====== DATA IN THIS EXERCISE ======

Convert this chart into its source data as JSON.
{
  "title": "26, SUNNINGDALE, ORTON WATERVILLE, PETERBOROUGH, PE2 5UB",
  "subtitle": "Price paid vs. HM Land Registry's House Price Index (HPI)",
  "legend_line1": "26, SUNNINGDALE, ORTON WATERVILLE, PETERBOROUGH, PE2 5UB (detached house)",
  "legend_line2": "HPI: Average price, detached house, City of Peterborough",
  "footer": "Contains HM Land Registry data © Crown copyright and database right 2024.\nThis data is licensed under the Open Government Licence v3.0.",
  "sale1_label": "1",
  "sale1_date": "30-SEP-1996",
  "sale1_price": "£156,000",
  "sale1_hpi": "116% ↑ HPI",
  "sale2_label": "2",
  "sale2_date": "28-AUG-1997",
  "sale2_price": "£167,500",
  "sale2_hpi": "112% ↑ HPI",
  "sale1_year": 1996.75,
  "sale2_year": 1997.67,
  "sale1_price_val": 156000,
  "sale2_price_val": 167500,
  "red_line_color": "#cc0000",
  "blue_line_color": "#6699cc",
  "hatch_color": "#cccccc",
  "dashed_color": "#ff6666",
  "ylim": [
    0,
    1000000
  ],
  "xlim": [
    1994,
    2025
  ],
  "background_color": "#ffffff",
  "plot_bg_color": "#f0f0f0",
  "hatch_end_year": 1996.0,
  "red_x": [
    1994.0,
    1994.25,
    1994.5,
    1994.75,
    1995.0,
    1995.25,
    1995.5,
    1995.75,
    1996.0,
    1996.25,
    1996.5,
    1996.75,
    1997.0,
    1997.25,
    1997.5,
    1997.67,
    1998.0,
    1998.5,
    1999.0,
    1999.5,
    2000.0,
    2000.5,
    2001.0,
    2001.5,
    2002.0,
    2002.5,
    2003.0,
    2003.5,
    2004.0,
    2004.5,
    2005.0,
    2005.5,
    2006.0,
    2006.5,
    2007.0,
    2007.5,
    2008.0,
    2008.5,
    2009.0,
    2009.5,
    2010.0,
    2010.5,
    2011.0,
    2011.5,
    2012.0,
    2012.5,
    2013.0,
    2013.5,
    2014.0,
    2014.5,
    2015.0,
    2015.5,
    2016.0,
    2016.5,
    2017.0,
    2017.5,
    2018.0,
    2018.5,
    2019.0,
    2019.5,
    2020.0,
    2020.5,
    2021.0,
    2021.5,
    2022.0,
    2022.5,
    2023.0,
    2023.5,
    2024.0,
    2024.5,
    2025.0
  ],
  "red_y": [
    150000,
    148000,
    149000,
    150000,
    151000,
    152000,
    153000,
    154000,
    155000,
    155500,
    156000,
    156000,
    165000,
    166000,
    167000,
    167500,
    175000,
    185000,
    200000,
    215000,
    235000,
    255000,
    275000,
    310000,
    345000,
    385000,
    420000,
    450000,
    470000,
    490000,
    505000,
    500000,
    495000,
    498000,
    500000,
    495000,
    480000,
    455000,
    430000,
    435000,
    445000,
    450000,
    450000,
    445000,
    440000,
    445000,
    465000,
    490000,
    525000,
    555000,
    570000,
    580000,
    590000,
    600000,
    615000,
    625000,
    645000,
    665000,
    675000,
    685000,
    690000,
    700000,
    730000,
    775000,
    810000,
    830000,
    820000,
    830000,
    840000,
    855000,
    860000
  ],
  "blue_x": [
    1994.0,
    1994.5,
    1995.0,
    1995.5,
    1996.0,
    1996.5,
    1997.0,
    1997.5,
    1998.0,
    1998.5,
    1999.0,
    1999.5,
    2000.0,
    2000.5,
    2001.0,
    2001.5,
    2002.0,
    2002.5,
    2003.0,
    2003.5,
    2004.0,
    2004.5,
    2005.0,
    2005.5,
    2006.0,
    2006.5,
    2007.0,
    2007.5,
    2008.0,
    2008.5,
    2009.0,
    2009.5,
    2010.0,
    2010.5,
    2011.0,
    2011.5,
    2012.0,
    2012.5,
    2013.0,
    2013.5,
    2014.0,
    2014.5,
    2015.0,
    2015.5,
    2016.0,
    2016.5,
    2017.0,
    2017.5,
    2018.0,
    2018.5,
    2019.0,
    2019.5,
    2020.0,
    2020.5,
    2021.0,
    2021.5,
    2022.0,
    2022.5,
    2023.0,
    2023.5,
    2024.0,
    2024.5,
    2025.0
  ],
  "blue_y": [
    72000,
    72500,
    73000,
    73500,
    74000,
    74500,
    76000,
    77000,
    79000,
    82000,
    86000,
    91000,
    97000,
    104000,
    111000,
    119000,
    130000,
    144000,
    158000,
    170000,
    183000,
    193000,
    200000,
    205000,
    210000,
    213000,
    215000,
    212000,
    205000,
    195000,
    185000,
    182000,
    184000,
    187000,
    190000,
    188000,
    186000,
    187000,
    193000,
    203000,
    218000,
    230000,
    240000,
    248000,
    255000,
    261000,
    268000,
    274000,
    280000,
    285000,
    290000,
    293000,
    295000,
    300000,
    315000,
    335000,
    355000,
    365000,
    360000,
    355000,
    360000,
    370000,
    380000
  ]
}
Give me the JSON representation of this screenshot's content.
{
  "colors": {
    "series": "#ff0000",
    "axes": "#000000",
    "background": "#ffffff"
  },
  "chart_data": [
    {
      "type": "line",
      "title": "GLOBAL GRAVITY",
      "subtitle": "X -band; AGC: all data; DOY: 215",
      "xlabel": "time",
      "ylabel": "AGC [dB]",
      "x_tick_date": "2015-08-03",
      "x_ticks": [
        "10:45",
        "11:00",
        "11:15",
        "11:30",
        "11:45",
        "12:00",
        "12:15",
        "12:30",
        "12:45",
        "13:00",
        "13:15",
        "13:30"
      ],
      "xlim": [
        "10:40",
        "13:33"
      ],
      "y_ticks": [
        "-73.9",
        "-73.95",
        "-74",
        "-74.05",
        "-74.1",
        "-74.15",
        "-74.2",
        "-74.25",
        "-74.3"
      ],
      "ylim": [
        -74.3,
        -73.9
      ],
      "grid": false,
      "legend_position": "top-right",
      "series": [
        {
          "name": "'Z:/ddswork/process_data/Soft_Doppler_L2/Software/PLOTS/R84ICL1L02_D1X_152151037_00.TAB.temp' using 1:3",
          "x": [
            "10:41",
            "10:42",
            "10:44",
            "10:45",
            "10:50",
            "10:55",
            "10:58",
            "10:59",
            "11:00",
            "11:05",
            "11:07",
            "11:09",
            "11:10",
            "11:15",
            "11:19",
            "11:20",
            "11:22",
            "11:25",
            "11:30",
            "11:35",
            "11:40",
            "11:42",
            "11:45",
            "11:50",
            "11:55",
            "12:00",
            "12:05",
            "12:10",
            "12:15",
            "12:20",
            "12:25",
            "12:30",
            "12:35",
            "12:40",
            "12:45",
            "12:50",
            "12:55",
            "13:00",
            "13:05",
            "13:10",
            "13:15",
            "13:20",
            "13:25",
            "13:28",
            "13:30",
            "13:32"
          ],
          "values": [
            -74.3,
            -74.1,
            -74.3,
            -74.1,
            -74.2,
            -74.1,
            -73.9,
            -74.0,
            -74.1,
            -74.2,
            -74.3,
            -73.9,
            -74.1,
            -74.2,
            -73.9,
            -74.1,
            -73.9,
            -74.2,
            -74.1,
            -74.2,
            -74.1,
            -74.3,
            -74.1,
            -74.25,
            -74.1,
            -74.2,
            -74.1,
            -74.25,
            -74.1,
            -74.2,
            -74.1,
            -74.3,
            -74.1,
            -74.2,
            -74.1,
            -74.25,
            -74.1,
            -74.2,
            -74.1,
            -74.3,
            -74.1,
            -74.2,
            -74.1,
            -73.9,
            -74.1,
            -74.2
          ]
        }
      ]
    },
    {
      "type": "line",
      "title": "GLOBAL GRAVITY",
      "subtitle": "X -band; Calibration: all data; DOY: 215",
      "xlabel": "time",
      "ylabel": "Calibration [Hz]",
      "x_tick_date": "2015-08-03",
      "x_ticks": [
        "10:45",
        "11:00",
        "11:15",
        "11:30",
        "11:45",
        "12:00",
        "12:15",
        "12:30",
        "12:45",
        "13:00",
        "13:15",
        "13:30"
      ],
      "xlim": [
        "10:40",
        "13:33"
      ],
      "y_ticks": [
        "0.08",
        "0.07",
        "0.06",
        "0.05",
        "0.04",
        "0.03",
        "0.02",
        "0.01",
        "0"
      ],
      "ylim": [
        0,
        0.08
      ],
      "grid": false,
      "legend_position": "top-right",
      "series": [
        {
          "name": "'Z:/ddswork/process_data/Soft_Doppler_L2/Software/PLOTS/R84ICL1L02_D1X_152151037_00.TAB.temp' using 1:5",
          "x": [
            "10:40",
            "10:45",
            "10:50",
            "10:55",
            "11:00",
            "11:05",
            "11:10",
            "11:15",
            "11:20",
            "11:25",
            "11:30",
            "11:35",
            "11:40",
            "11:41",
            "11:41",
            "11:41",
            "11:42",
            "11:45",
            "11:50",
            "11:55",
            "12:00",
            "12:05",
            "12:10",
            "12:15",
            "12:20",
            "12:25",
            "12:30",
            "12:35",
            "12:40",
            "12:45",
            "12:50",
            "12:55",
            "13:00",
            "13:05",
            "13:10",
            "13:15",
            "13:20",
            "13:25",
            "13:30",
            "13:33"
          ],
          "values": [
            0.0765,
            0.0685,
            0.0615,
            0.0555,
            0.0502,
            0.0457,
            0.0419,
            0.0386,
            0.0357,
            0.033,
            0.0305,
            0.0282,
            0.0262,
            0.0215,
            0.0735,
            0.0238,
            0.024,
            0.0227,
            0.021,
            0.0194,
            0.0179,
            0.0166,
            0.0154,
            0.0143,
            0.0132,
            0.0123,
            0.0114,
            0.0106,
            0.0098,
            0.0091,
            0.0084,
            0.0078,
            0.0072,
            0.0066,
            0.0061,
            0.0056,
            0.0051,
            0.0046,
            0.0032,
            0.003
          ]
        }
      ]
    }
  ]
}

======

Output a single number: how many lines contain the word "PLOTS".

2